# [GOALS]
1. From the boundary-value thread, return the passage starting at "Let $\lambda <" and ending at "solutions are trivial.".
2. Answer these questions from the boundary-value thread:
(a) What two boundary conditions are given with the equation $y''+\lambda y = 0$?
(b) For $\lambda = 0$, what form of solution does the attempt give?
(c) What eigenvalues does the book's solution state?

# [TEXT TO READ]

********

Boundary Value ODE: Eigenvalues & Functions

[WendysRules]

Homework Statement

Find the eigenvalues and eigenfunctions of the following boundary-value problem.
$y''+\lambda y = 0 ; y(0) = 0, y'(L) = 0$

Homework Equations

The Attempt at a Solution

So, we have to test when lambda is equal to, less than and greater than 0.
Let $\lambda = 0$ thus, the ODE becomes $y'' = 0$ which implies solutions of the form $y(t) = C_1t+C_2$ which would make the derivative $y'(t) = C_1$. When we apply our boundary conditions we see that $y(0) = C_2 = 0$ and $y'(L) = C_1 = 0$ which are trivial solutions.

Let $\lambda < 0$ thus, the ODE becomes $y''- \lambda y = 0$ which implies solutions of the form $y(t) = C_1e^{\sqrt{\lambda}t}+C_2e^{-\sqrt{\lambda}t}$ which would make the derivative $y'(t) = \sqrt{\lambda}C_1e^{\sqrt{\lambda}t}-\sqrt{\lambda}C_2e^{-\sqrt{\lambda}t}$. When we apply our boundary conditions we see that $y(0) = C_1+C_2 = 0$ therefore $C_2=-C_1$ and $y'(L) = \sqrt{\lambda}C_1e^{\sqrt{\lambda}L}-\sqrt{\lambda}C_2e^{-\sqrt{\lambda}L} = \sqrt{\lambda}C_1e^{\sqrt{\lambda}L}+\sqrt{\lambda}C_1e^{-\sqrt{\lambda}L} = C_1[e^{\sqrt{\lambda}L}+e^{-\sqrt{\lambda}L} = 0$ Since the exponentials can't ever be zero, it implies that $C_1 = 0$ this, these solutions are trivial.

Let $\lambda > 0$ thus, the ODE becomes $y''+\lambda y = 0$ which implies solutions of the form $y(t) = C_1\cos{\sqrt{\lambda}t}+ C_2\sin{\sqrt{\lambda}t}.$Which would make the derivative $y'(t) = -\sqrt{\lambda}C_1\sin{\sqrt{\lambda}t} + \sqrt{\lambda}C_2\cos{\sqrt{\lambda}t}$. When I apply my boundary conditions, we see that $y(0) = C_1 = 0$ and $y'(L) = C_2\cos\sqrt{\lambda}L = 0$ Now we solve for $\lambda$ to see that $\sqrt{\lambda} L = \frac{n\pi}{2}$ which makes $\lambda = \frac{n^2\pi^2}{4L^2}$

Thus, our solution for this boundary problem would be $y(t) = C\sin\frac{n\pi}{2L}t$ for $\lambda = \frac{n^2\pi^2}{4L^2}$ but the solution in the book is $y(t) = C\sin\frac{(2n+1)\pi}{2L}t$ for $\lambda = \frac{(2n+1)^2\pi^2}{4L^2}$ which I don't understand why we are limiting our n to be odd?

Any help would be appreciated.

 

[LCKurtz]

Homework Statement

Find the eigenvalues and eigenfunctions of the following boundary-value problem.
$y''+\lambda y = 0 ; y(0) = 0, y'(L) = 0$

Homework Equations

The Attempt at a Solution

So, we have to test when lambda is equal to, less than and greater than 0.

********

# [Layout region records]
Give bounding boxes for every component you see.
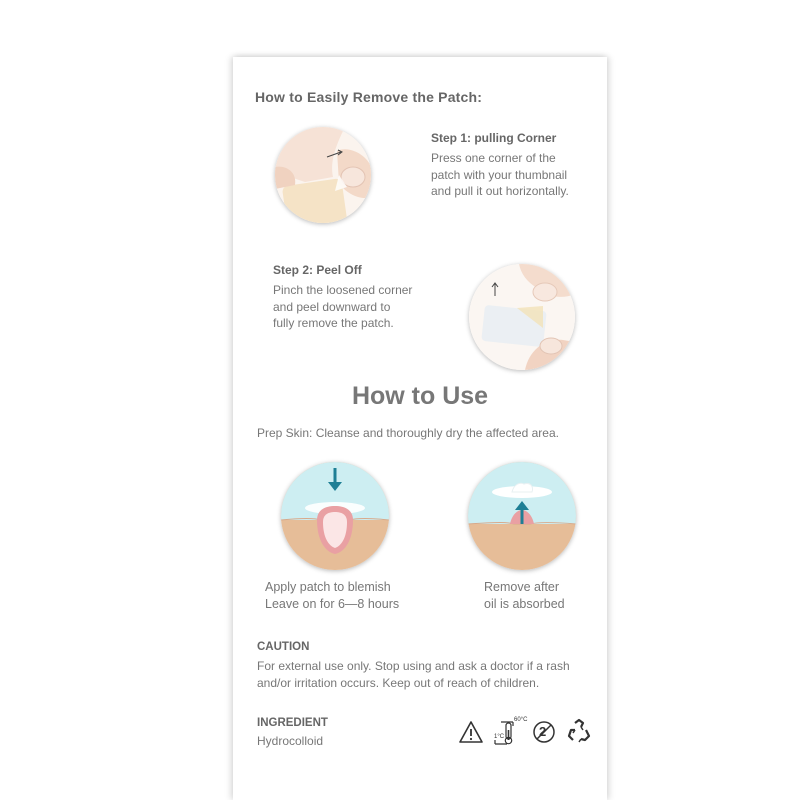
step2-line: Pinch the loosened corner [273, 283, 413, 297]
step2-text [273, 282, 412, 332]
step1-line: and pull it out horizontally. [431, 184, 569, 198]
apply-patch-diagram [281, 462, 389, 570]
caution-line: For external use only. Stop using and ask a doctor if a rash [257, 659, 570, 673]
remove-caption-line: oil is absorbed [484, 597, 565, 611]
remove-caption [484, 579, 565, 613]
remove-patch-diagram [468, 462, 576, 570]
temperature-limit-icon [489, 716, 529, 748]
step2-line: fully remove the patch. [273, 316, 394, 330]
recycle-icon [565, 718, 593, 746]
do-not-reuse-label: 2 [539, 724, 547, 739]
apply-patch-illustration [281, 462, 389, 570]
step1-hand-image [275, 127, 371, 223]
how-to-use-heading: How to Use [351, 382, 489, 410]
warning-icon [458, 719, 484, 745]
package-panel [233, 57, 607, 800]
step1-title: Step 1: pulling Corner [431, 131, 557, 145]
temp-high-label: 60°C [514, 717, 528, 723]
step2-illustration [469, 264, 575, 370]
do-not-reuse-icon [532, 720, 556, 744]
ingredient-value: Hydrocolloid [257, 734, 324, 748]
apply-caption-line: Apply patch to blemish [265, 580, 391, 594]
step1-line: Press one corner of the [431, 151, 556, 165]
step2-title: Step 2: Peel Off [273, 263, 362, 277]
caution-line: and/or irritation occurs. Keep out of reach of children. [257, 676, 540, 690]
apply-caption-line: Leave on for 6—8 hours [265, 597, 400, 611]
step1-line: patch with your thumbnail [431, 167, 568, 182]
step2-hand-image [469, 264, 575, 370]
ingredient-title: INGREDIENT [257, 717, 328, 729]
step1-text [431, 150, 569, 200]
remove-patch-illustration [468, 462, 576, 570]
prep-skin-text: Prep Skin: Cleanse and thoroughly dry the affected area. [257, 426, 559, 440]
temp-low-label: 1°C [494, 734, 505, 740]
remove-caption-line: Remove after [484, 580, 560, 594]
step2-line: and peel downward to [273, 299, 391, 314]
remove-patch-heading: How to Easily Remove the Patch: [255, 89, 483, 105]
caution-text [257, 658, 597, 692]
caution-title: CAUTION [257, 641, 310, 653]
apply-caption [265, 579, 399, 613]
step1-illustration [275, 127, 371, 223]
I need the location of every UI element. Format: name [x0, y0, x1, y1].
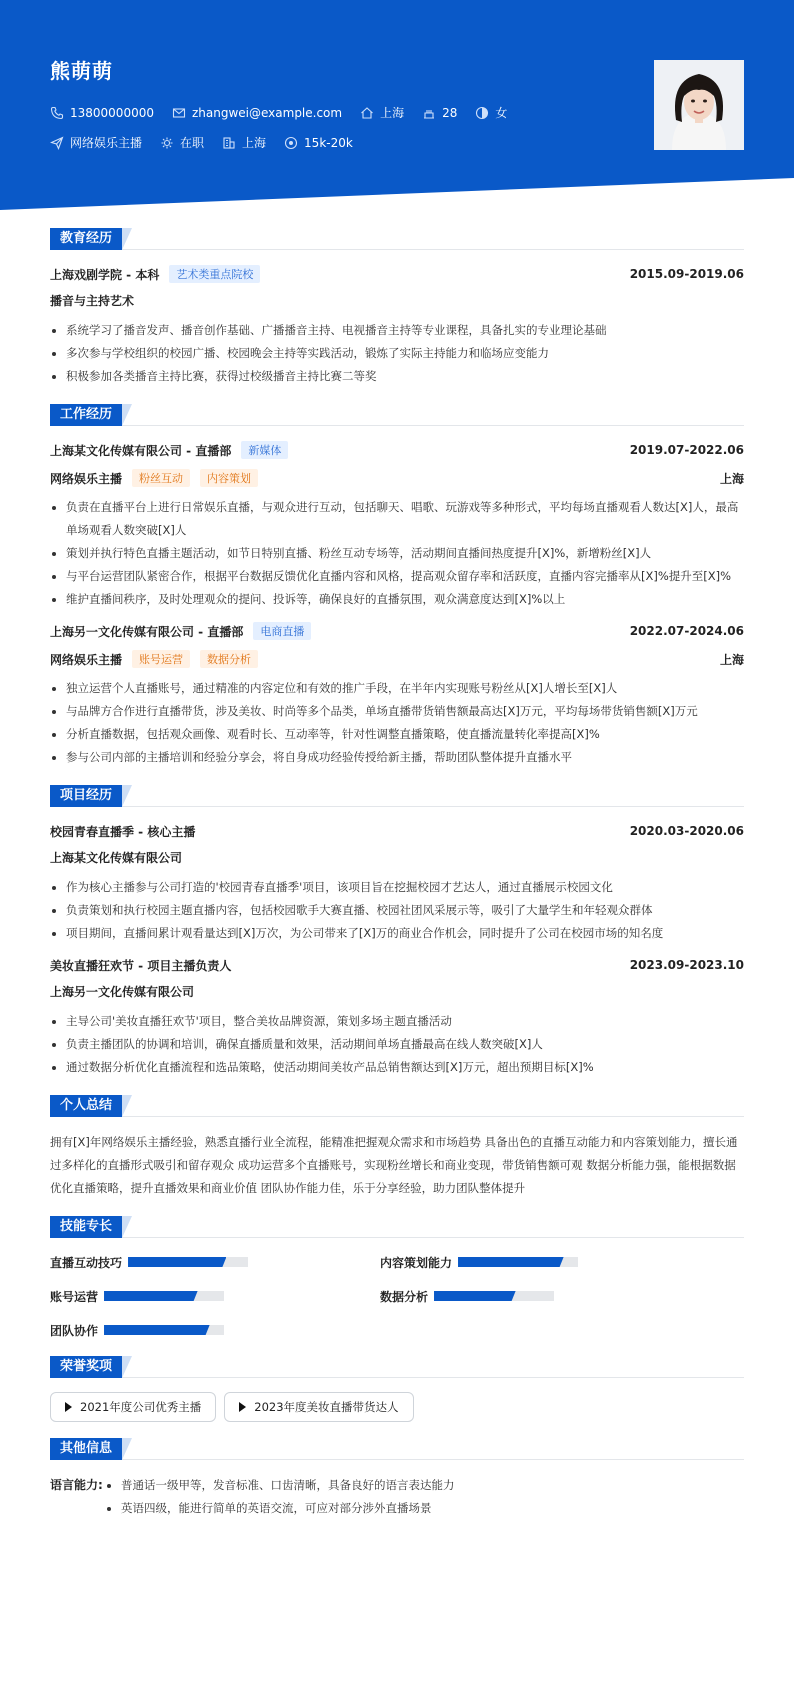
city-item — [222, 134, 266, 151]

********

# [THE SOLUTIONS]
1.
Let $\lambda < 0$ thus, the ODE becomes $y''- \lambda y = 0$ which implies solutions of the form $y(t) = C_1e^{\sqrt{\lambda}t}+C_2e^{-\sqrt{\lambda}t}$ which would make the derivative $y'(t) = \sqrt{\lambda}C_1e^{\sqrt{\lambda}t}-\sqrt{\lambda}C_2e^{-\sqrt{\lambda}t}$. When we apply our boundary conditions we see that $y(0) = C_1+C_2 = 0$ therefore $C_2=-C_1$ and $y'(L) = \sqrt{\lambda}C_1e^{\sqrt{\lambda}L}-\sqrt{\lambda}C_2e^{-\sqrt{\lambda}L} = \sqrt{\lambda}C_1e^{\sqrt{\lambda}L}+\sqrt{\lambda}C_1e^{-\sqrt{\lambda}L} = C_1[e^{\sqrt{\lambda}L}+e^{-\sqrt{\lambda}L} = 0$ Since the exponentials can't ever be zero, it implies that $C_1 = 0$ this, these solutions are trivial.

2.
(a) $y(0) = 0$ and $y'(L) = 0$
(b) $y(t) = C_1t+C_2$
(c) $\lambda = \frac{(2n+1)^2\pi^2}{4L^2}$